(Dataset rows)
┏━━

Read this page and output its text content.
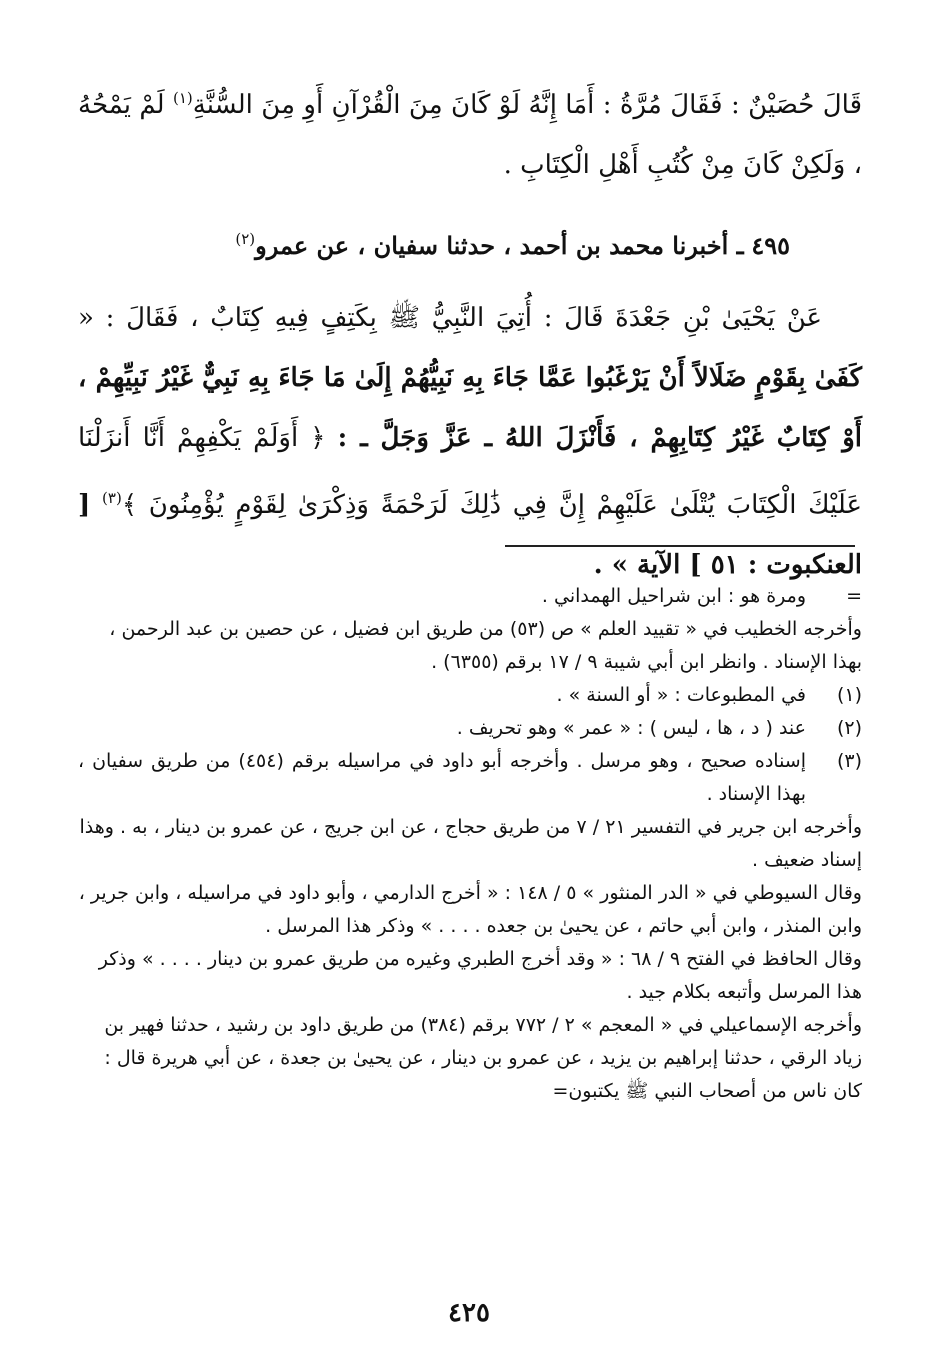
قَالَ حُصَيْنٌ : فَقَالَ مُرَّةُ : أَمَا إِنَّهُ لَوْ كَانَ مِنَ الْقُرْآنِ أَوِ مِنَ السُّنَّةِ$^{(١)}$ لَمْ يَمْحُهُ ، وَلَكِنْ كَانَ مِنْ كُتُبِ أَهْلِ الْكِتَابِ .

٤٩٥ ـ أخبرنا محمد بن أحمد ، حدثنا سفيان ، عن عمرو$^{(٢)}$

عَنْ يَحْيَىٰ بْنِ جَعْدَةَ قَالَ : أُتِيَ النَّبِيُّ ﷺ بِكَتِفٍ فِيهِ كِتَابٌ ، فَقَالَ : « كَفَىٰ بِقَوْمٍ ضَلَالاً أَنْ يَرْغَبُوا عَمَّا جَاءَ بِهِ نَبِيُّهُمْ إِلَىٰ مَا جَاءَ بِهِ نَبِيٌّ غَيْرُ نَبِيِّهِمْ ، أَوْ كِتَابٌ غَيْرُ كِتَابِهِمْ ، فَأَنْزَلَ اللهُ ـ عَزَّ وَجَلَّ ـ : ﴿ أَوَلَمْ يَكْفِهِمْ أَنَّا أَنزَلْنَا عَلَيْكَ الْكِتَابَ يُتْلَىٰ عَلَيْهِمْ إِنَّ فِي ذَٰلِكَ لَرَحْمَةً وَذِكْرَىٰ لِقَوْمٍ يُؤْمِنُونَ ﴾$^{(٣)}$ [ العنكبوت : ٥١ ] الآية » .

=
ومرة هو : ابن شراحيل الهمداني .
وأخرجه الخطيب في « تقييد العلم » ص (٥٣) من طريق ابن فضيل ، عن حصين بن عبد الرحمن ، بهذا الإسناد . وانظر ابن أبي شيبة ٩ / ١٧ برقم (٦٣٥٥) .
(١)
في المطبوعات : « أو السنة » .
(٢)
عند ( د ، ها ، ليس ) : « عمر » وهو تحريف .
(٣)
إسناده صحيح ، وهو مرسل . وأخرجه أبو داود في مراسيله برقم (٤٥٤) من طريق سفيان ، بهذا الإسناد .
وأخرجه ابن جرير في التفسير ٢١ / ٧ من طريق حجاج ، عن ابن جريج ، عن عمرو بن دينار ، به . وهذا إسناد ضعيف .
وقال السيوطي في « الدر المنثور » ٥ / ١٤٨ : « أخرج الدارمي ، وأبو داود في مراسيله ، وابن جرير ، وابن المنذر ، وابن أبي حاتم ، عن يحيىٰ بن جعده . . . . » وذكر هذا المرسل .
وقال الحافظ في الفتح ٩ / ٦٨ : « وقد أخرج الطبري وغيره من طريق عمرو بن دينار . . . . » وذكر هذا المرسل وأتبعه بكلام جيد .
وأخرجه الإسماعيلي في « المعجم » ٢ / ٧٧٢ برقم (٣٨٤) من طريق داود بن رشيد ، حدثنا فهير بن زياد الرقي ، حدثنا إبراهيم بن يزيد ، عن عمرو بن دينار ، عن يحيىٰ بن جعدة ، عن أبي هريرة قال : كان ناس من أصحاب النبي ﷺ يكتبون=
٤٢٥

┗━━

◆ What to do ◆
Leave out the pictures and transcribe everything else exactly.

◆ Result for this exercise ◆
Read this page and output its text content.
قَالَ حُصَيْنٌ : فَقَالَ مُرَّةُ : أَمَا إِنَّهُ لَوْ كَانَ مِنَ الْقُرْآنِ أَوِ مِنَ السُّنَّةِ$^{(١)}$ لَمْ يَمْحُهُ ، وَلَكِنْ كَانَ مِنْ كُتُبِ أَهْلِ الْكِتَابِ .

٤٩٥ ـ أخبرنا محمد بن أحمد ، حدثنا سفيان ، عن عمرو$^{(٢)}$

عَنْ يَحْيَىٰ بْنِ جَعْدَةَ قَالَ : أُتِيَ النَّبِيُّ ﷺ بِكَتِفٍ فِيهِ كِتَابٌ ، فَقَالَ : « كَفَىٰ بِقَوْمٍ ضَلَالاً أَنْ يَرْغَبُوا عَمَّا جَاءَ بِهِ نَبِيُّهُمْ إِلَىٰ مَا جَاءَ بِهِ نَبِيٌّ غَيْرُ نَبِيِّهِمْ ، أَوْ كِتَابٌ غَيْرُ كِتَابِهِمْ ، فَأَنْزَلَ اللهُ ـ عَزَّ وَجَلَّ ـ : ﴿ أَوَلَمْ يَكْفِهِمْ أَنَّا أَنزَلْنَا عَلَيْكَ الْكِتَابَ يُتْلَىٰ عَلَيْهِمْ إِنَّ فِي ذَٰلِكَ لَرَحْمَةً وَذِكْرَىٰ لِقَوْمٍ يُؤْمِنُونَ ﴾$^{(٣)}$ [ العنكبوت : ٥١ ] الآية » .

=
ومرة هو : ابن شراحيل الهمداني .
وأخرجه الخطيب في « تقييد العلم » ص (٥٣) من طريق ابن فضيل ، عن حصين بن عبد الرحمن ، بهذا الإسناد . وانظر ابن أبي شيبة ٩ / ١٧ برقم (٦٣٥٥) .
(١)
في المطبوعات : « أو السنة » .
(٢)
عند ( د ، ها ، ليس ) : « عمر » وهو تحريف .
(٣)
إسناده صحيح ، وهو مرسل . وأخرجه أبو داود في مراسيله برقم (٤٥٤) من طريق سفيان ، بهذا الإسناد .
وأخرجه ابن جرير في التفسير ٢١ / ٧ من طريق حجاج ، عن ابن جريج ، عن عمرو بن دينار ، به . وهذا إسناد ضعيف .
وقال السيوطي في « الدر المنثور » ٥ / ١٤٨ : « أخرج الدارمي ، وأبو داود في مراسيله ، وابن جرير ، وابن المنذر ، وابن أبي حاتم ، عن يحيىٰ بن جعده . . . . » وذكر هذا المرسل .
وقال الحافظ في الفتح ٩ / ٦٨ : « وقد أخرج الطبري وغيره من طريق عمرو بن دينار . . . . » وذكر هذا المرسل وأتبعه بكلام جيد .
وأخرجه الإسماعيلي في « المعجم » ٢ / ٧٧٢ برقم (٣٨٤) من طريق داود بن رشيد ، حدثنا فهير بن زياد الرقي ، حدثنا إبراهيم بن يزيد ، عن عمرو بن دينار ، عن يحيىٰ بن جعدة ، عن أبي هريرة قال : كان ناس من أصحاب النبي ﷺ يكتبون=
٤٢٥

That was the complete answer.